* begin Source data *

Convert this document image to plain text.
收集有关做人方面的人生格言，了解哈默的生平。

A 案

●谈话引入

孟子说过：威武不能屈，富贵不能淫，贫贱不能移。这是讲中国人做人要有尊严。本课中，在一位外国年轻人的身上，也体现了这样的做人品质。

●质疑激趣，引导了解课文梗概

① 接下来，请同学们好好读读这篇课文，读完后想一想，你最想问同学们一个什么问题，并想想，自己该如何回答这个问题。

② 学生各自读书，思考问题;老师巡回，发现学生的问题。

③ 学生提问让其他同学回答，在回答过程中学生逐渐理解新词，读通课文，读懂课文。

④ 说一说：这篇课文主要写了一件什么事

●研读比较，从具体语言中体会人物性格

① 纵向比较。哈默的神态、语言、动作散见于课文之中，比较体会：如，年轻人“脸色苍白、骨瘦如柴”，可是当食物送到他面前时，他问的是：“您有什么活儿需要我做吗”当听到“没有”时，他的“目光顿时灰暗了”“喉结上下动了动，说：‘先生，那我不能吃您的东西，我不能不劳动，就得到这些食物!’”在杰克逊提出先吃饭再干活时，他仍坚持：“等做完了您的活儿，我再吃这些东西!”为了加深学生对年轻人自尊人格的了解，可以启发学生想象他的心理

* end Source data *

Print the whole listing exactly as it is.

The completed task:
Convert this document image to plain text.
收集有关做人方面的人生格言，了解哈默的生平。

A 案

●谈话引入

孟子说过：威武不能屈，富贵不能淫，贫贱不能移。这是讲中国人做人要有尊严。本课中，在一位外国年轻人的身上，也体现了这样的做人品质。

●质疑激趣，引导了解课文梗概

① 接下来，请同学们好好读读这篇课文，读完后想一想，你最想问同学们一个什么问题，并想想，自己该如何回答这个问题。

② 学生各自读书，思考问题;老师巡回，发现学生的问题。

③ 学生提问让其他同学回答，在回答过程中学生逐渐理解新词，读通课文，读懂课文。

④ 说一说：这篇课文主要写了一件什么事

●研读比较，从具体语言中体会人物性格

① 纵向比较。哈默的神态、语言、动作散见于课文之中，比较体会：如，年轻人“脸色苍白、骨瘦如柴”，可是当食物送到他面前时，他问的是：“您有什么活儿需要我做吗”当听到“没有”时，他的“目光顿时灰暗了”“喉结上下动了动，说：‘先生，那我不能吃您的东西，我不能不劳动，就得到这些食物!’”在杰克逊提出先吃饭再干活时，他仍坚持：“等做完了您的活儿，我再吃这些东西!”为了加深学生对年轻人自尊人格的了解，可以启发学生想象他的心理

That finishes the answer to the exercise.